> **STATED EXERCISE**
Replace "interactable" with "clickable" everywhere in the lines below, and leave everything else in them unchanged.

★ ★ ★ ★ ★

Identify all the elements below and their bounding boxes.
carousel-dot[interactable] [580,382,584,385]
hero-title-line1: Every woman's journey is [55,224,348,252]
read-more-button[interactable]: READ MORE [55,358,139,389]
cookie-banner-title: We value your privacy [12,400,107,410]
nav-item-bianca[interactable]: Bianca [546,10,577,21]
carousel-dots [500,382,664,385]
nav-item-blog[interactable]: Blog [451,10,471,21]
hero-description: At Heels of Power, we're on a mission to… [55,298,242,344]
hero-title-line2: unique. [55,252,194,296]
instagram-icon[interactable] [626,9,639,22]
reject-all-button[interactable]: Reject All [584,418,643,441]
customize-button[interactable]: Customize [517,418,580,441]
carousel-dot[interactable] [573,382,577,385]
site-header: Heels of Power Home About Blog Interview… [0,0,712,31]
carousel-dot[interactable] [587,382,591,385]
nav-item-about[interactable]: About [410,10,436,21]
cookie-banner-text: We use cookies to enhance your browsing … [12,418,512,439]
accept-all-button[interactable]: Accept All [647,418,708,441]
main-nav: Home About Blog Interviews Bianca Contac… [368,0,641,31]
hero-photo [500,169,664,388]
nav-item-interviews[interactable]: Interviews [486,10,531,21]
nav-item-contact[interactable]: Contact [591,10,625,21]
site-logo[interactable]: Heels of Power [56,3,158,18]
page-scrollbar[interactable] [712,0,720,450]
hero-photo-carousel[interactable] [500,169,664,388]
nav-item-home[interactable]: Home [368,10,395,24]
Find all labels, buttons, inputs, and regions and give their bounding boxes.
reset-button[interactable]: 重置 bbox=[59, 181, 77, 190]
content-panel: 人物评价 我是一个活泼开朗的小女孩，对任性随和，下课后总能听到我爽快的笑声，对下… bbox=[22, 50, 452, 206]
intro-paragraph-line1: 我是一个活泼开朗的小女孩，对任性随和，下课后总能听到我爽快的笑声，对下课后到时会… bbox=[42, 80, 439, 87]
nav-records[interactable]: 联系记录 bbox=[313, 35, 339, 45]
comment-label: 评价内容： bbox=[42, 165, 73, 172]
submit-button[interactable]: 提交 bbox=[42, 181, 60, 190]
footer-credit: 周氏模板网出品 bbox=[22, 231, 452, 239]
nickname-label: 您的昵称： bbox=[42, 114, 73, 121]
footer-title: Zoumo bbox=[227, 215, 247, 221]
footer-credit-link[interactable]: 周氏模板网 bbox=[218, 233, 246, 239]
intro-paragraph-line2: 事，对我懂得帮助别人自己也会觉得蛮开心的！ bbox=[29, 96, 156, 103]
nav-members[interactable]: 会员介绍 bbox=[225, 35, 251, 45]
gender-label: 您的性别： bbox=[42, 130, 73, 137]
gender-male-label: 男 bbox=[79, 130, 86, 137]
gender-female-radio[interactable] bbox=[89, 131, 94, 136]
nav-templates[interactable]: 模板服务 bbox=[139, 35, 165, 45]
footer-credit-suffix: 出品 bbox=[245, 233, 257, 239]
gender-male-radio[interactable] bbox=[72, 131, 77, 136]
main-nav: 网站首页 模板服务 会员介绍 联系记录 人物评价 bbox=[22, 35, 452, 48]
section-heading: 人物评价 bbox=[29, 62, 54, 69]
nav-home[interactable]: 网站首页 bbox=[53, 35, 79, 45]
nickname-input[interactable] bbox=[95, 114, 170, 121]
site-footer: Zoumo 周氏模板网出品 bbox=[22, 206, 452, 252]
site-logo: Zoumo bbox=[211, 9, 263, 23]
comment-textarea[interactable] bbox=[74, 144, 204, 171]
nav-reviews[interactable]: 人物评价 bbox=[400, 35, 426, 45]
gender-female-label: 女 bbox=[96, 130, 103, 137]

★ ★ ★ ★ ★

> **RESULT OF THIS TASK**
Identify all the elements below and their bounding boxes.
carousel-dot[clickable] [580,382,584,385]
hero-title-line1: Every woman's journey is [55,224,348,252]
read-more-button[clickable]: READ MORE [55,358,139,389]
cookie-banner-title: We value your privacy [12,400,107,410]
nav-item-bianca[clickable]: Bianca [546,10,577,21]
carousel-dots [500,382,664,385]
nav-item-blog[clickable]: Blog [451,10,471,21]
hero-description: At Heels of Power, we're on a mission to… [55,298,242,344]
hero-title-line2: unique. [55,252,194,296]
instagram-icon[clickable] [626,9,639,22]
reject-all-button[clickable]: Reject All [584,418,643,441]
customize-button[clickable]: Customize [517,418,580,441]
carousel-dot[clickable] [573,382,577,385]
site-header: Heels of Power Home About Blog Interview… [0,0,712,31]
carousel-dot[clickable] [587,382,591,385]
nav-item-about[clickable]: About [410,10,436,21]
cookie-banner-text: We use cookies to enhance your browsing … [12,418,512,439]
accept-all-button[clickable]: Accept All [647,418,708,441]
main-nav: Home About Blog Interviews Bianca Contac… [368,0,641,31]
hero-photo [500,169,664,388]
nav-item-interviews[clickable]: Interviews [486,10,531,21]
nav-item-contact[clickable]: Contact [591,10,625,21]
site-logo[clickable]: Heels of Power [56,3,158,18]
page-scrollbar[clickable] [712,0,720,450]
hero-photo-carousel[clickable] [500,169,664,388]
nav-item-home[clickable]: Home [368,10,395,24]
Find all labels, buttons, inputs, and regions and give their bounding boxes.
reset-button[clickable]: 重置 bbox=[59, 181, 77, 190]
content-panel: 人物评价 我是一个活泼开朗的小女孩，对任性随和，下课后总能听到我爽快的笑声，对下… bbox=[22, 50, 452, 206]
intro-paragraph-line1: 我是一个活泼开朗的小女孩，对任性随和，下课后总能听到我爽快的笑声，对下课后到时会… bbox=[42, 80, 439, 87]
nav-records[clickable]: 联系记录 bbox=[313, 35, 339, 45]
comment-label: 评价内容： bbox=[42, 165, 73, 172]
submit-button[clickable]: 提交 bbox=[42, 181, 60, 190]
footer-credit: 周氏模板网出品 bbox=[22, 231, 452, 239]
nickname-label: 您的昵称： bbox=[42, 114, 73, 121]
footer-title: Zoumo bbox=[227, 215, 247, 221]
footer-credit-link[clickable]: 周氏模板网 bbox=[218, 233, 246, 239]
intro-paragraph-line2: 事，对我懂得帮助别人自己也会觉得蛮开心的！ bbox=[29, 96, 156, 103]
nav-members[clickable]: 会员介绍 bbox=[225, 35, 251, 45]
gender-label: 您的性别： bbox=[42, 130, 73, 137]
gender-male-label: 男 bbox=[79, 130, 86, 137]
gender-female-radio[clickable] bbox=[89, 131, 94, 136]
nav-templates[clickable]: 模板服务 bbox=[139, 35, 165, 45]
footer-credit-suffix: 出品 bbox=[245, 233, 257, 239]
gender-male-radio[clickable] bbox=[72, 131, 77, 136]
main-nav: 网站首页 模板服务 会员介绍 联系记录 人物评价 bbox=[22, 35, 452, 48]
section-heading: 人物评价 bbox=[29, 62, 54, 69]
nav-home[clickable]: 网站首页 bbox=[53, 35, 79, 45]
nickname-input[clickable] bbox=[95, 114, 170, 121]
site-footer: Zoumo 周氏模板网出品 bbox=[22, 206, 452, 252]
site-logo: Zoumo bbox=[211, 9, 263, 23]
comment-textarea[clickable] bbox=[74, 144, 204, 171]
nav-reviews[clickable]: 人物评价 bbox=[400, 35, 426, 45]
gender-female-label: 女 bbox=[96, 130, 103, 137]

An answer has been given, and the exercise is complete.